Task instructions: Transcribe the records below exactly as they appear.

Stored entries
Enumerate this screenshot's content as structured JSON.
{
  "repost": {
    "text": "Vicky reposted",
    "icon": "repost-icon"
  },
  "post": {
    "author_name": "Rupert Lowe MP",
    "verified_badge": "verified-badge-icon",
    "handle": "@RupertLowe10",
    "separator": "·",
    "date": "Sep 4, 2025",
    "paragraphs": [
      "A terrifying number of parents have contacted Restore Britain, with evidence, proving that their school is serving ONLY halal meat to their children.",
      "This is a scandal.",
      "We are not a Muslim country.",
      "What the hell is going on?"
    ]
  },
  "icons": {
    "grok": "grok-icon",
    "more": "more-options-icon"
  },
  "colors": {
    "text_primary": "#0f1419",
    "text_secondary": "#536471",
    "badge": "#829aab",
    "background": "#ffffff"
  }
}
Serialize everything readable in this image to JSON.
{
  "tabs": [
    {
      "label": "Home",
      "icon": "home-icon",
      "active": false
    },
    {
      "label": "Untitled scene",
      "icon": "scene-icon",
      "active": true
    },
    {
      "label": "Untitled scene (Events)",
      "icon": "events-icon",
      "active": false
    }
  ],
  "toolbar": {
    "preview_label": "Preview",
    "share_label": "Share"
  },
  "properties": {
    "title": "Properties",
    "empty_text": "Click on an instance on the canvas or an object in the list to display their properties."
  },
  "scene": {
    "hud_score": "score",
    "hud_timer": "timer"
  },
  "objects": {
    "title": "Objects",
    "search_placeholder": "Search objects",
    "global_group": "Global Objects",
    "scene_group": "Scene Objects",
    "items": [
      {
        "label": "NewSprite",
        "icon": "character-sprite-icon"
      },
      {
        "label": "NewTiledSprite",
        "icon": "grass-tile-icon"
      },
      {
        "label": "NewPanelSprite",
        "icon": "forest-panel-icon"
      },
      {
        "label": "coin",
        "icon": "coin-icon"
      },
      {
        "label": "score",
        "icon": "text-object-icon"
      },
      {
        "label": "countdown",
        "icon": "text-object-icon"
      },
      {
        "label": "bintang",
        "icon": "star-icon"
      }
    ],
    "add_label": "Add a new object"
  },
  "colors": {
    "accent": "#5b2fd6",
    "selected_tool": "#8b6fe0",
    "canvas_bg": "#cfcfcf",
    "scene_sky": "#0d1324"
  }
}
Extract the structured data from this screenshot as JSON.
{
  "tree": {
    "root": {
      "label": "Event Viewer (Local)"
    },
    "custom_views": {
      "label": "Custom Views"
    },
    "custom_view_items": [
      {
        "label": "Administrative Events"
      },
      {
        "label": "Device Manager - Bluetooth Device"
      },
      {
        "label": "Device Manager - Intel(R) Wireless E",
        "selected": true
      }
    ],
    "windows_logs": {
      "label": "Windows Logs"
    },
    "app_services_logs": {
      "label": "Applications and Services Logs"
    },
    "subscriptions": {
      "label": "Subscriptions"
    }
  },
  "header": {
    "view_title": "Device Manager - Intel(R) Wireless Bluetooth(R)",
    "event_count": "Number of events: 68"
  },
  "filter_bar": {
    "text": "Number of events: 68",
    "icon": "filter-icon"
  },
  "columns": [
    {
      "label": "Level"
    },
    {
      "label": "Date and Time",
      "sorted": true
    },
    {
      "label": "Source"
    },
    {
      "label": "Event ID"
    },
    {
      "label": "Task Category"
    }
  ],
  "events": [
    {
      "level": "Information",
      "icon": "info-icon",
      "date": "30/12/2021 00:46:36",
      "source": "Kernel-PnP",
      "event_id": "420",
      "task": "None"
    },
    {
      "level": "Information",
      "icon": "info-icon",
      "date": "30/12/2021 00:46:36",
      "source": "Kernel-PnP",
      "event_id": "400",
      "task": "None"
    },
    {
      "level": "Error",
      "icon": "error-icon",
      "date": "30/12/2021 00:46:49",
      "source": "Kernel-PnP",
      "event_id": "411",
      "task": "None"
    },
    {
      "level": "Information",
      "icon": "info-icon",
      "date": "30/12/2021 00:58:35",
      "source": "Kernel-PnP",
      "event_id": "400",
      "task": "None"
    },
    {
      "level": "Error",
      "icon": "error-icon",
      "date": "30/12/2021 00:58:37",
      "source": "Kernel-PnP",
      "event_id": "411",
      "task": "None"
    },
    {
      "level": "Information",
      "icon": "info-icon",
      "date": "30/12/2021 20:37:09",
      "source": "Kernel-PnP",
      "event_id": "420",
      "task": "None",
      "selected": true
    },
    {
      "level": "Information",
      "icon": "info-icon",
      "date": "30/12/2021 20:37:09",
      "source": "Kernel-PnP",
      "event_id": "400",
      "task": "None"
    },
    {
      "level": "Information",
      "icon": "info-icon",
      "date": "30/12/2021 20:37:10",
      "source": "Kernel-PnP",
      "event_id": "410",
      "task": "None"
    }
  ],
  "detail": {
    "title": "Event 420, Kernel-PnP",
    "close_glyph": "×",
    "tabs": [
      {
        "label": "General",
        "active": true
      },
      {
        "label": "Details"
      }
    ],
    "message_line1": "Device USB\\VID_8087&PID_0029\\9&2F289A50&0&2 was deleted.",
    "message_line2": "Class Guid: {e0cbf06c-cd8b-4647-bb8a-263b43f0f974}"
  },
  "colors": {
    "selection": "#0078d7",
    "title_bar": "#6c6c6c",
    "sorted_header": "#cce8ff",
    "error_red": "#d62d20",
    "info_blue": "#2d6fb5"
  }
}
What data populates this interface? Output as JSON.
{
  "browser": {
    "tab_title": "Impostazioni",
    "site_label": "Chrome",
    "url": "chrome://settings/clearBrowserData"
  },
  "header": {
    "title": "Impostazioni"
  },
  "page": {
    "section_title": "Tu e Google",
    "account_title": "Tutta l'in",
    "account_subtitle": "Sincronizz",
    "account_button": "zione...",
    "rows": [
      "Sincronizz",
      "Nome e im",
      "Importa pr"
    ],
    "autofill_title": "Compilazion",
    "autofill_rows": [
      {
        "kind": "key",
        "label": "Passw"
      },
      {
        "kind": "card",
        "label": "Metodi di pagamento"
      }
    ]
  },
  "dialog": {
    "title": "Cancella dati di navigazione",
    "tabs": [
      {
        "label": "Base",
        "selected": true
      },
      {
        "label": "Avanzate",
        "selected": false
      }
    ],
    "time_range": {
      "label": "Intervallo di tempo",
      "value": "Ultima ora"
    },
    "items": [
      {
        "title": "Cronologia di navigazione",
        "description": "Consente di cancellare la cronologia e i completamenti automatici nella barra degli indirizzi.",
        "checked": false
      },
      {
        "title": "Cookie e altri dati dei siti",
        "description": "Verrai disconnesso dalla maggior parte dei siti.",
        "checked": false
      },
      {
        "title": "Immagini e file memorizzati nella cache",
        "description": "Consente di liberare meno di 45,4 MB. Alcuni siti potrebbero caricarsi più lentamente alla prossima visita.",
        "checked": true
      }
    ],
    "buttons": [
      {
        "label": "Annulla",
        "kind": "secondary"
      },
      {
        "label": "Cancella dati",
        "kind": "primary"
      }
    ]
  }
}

Response to this exercise:
Enumerate this screenshot's content as structured JSON.
{
  "repost": {
    "text": "Vicky reposted",
    "icon": "repost-icon"
  },
  "post": {
    "author_name": "Rupert Lowe MP",
    "verified_badge": "verified-badge-icon",
    "handle": "@RupertLowe10",
    "separator": "·",
    "date": "Sep 4, 2025",
    "paragraphs": [
      "A terrifying number of parents have contacted Restore Britain, with evidence, proving that their school is serving ONLY halal meat to their children.",
      "This is a scandal.",
      "We are not a Muslim country.",
      "What the hell is going on?"
    ]
  },
  "icons": {
    "grok": "grok-icon",
    "more": "more-options-icon"
  },
  "colors": {
    "text_primary": "#0f1419",
    "text_secondary": "#536471",
    "badge": "#829aab",
    "background": "#ffffff"
  }
}
Serialize everything readable in this image to JSON.
{
  "tabs": [
    {
      "label": "Home",
      "icon": "home-icon",
      "active": false
    },
    {
      "label": "Untitled scene",
      "icon": "scene-icon",
      "active": true
    },
    {
      "label": "Untitled scene (Events)",
      "icon": "events-icon",
      "active": false
    }
  ],
  "toolbar": {
    "preview_label": "Preview",
    "share_label": "Share"
  },
  "properties": {
    "title": "Properties",
    "empty_text": "Click on an instance on the canvas or an object in the list to display their properties."
  },
  "scene": {
    "hud_score": "score",
    "hud_timer": "timer"
  },
  "objects": {
    "title": "Objects",
    "search_placeholder": "Search objects",
    "global_group": "Global Objects",
    "scene_group": "Scene Objects",
    "items": [
      {
        "label": "NewSprite",
        "icon": "character-sprite-icon"
      },
      {
        "label": "NewTiledSprite",
        "icon": "grass-tile-icon"
      },
      {
        "label": "NewPanelSprite",
        "icon": "forest-panel-icon"
      },
      {
        "label": "coin",
        "icon": "coin-icon"
      },
      {
        "label": "score",
        "icon": "text-object-icon"
      },
      {
        "label": "countdown",
        "icon": "text-object-icon"
      },
      {
        "label": "bintang",
        "icon": "star-icon"
      }
    ],
    "add_label": "Add a new object"
  },
  "colors": {
    "accent": "#5b2fd6",
    "selected_tool": "#8b6fe0",
    "canvas_bg": "#cfcfcf",
    "scene_sky": "#0d1324"
  }
}
Extract the structured data from this screenshot as JSON.
{
  "tree": {
    "root": {
      "label": "Event Viewer (Local)"
    },
    "custom_views": {
      "label": "Custom Views"
    },
    "custom_view_items": [
      {
        "label": "Administrative Events"
      },
      {
        "label": "Device Manager - Bluetooth Device"
      },
      {
        "label": "Device Manager - Intel(R) Wireless E",
        "selected": true
      }
    ],
    "windows_logs": {
      "label": "Windows Logs"
    },
    "app_services_logs": {
      "label": "Applications and Services Logs"
    },
    "subscriptions": {
      "label": "Subscriptions"
    }
  },
  "header": {
    "view_title": "Device Manager - Intel(R) Wireless Bluetooth(R)",
    "event_count": "Number of events: 68"
  },
  "filter_bar": {
    "text": "Number of events: 68",
    "icon": "filter-icon"
  },
  "columns": [
    {
      "label": "Level"
    },
    {
      "label": "Date and Time",
      "sorted": true
    },
    {
      "label": "Source"
    },
    {
      "label": "Event ID"
    },
    {
      "label": "Task Category"
    }
  ],
  "events": [
    {
      "level": "Information",
      "icon": "info-icon",
      "date": "30/12/2021 00:46:36",
      "source": "Kernel-PnP",
      "event_id": "420",
      "task": "None"
    },
    {
      "level": "Information",
      "icon": "info-icon",
      "date": "30/12/2021 00:46:36",
      "source": "Kernel-PnP",
      "event_id": "400",
      "task": "None"
    },
    {
      "level": "Error",
      "icon": "error-icon",
      "date": "30/12/2021 00:46:49",
      "source": "Kernel-PnP",
      "event_id": "411",
      "task": "None"
    },
    {
      "level": "Information",
      "icon": "info-icon",
      "date": "30/12/2021 00:58:35",
      "source": "Kernel-PnP",
      "event_id": "400",
      "task": "None"
    },
    {
      "level": "Error",
      "icon": "error-icon",
      "date": "30/12/2021 00:58:37",
      "source": "Kernel-PnP",
      "event_id": "411",
      "task": "None"
    },
    {
      "level": "Information",
      "icon": "info-icon",
      "date": "30/12/2021 20:37:09",
      "source": "Kernel-PnP",
      "event_id": "420",
      "task": "None",
      "selected": true
    },
    {
      "level": "Information",
      "icon": "info-icon",
      "date": "30/12/2021 20:37:09",
      "source": "Kernel-PnP",
      "event_id": "400",
      "task": "None"
    },
    {
      "level": "Information",
      "icon": "info-icon",
      "date": "30/12/2021 20:37:10",
      "source": "Kernel-PnP",
      "event_id": "410",
      "task": "None"
    }
  ],
  "detail": {
    "title": "Event 420, Kernel-PnP",
    "close_glyph": "×",
    "tabs": [
      {
        "label": "General",
        "active": true
      },
      {
        "label": "Details"
      }
    ],
    "message_line1": "Device USB\\VID_8087&PID_0029\\9&2F289A50&0&2 was deleted.",
    "message_line2": "Class Guid: {e0cbf06c-cd8b-4647-bb8a-263b43f0f974}"
  },
  "colors": {
    "selection": "#0078d7",
    "title_bar": "#6c6c6c",
    "sorted_header": "#cce8ff",
    "error_red": "#d62d20",
    "info_blue": "#2d6fb5"
  }
}
What data populates this interface? Output as JSON.
{
  "browser": {
    "tab_title": "Impostazioni",
    "site_label": "Chrome",
    "url": "chrome://settings/clearBrowserData"
  },
  "header": {
    "title": "Impostazioni"
  },
  "page": {
    "section_title": "Tu e Google",
    "account_title": "Tutta l'in",
    "account_subtitle": "Sincronizz",
    "account_button": "zione...",
    "rows": [
      "Sincronizz",
      "Nome e im",
      "Importa pr"
    ],
    "autofill_title": "Compilazion",
    "autofill_rows": [
      {
        "kind": "key",
        "label": "Passw"
      },
      {
        "kind": "card",
        "label": "Metodi di pagamento"
      }
    ]
  },
  "dialog": {
    "title": "Cancella dati di navigazione",
    "tabs": [
      {
        "label": "Base",
        "selected": true
      },
      {
        "label": "Avanzate",
        "selected": false
      }
    ],
    "time_range": {
      "label": "Intervallo di tempo",
      "value": "Ultima ora"
    },
    "items": [
      {
        "title": "Cronologia di navigazione",
        "description": "Consente di cancellare la cronologia e i completamenti automatici nella barra degli indirizzi.",
        "checked": false
      },
      {
        "title": "Cookie e altri dati dei siti",
        "description": "Verrai disconnesso dalla maggior parte dei siti.",
        "checked": false
      },
      {
        "title": "Immagini e file memorizzati nella cache",
        "description": "Consente di liberare meno di 45,4 MB. Alcuni siti potrebbero caricarsi più lentamente alla prossima visita.",
        "checked": true
      }
    ],
    "buttons": [
      {
        "label": "Annulla",
        "kind": "secondary"
      },
      {
        "label": "Cancella dati",
        "kind": "primary"
      }
    ]
  }
}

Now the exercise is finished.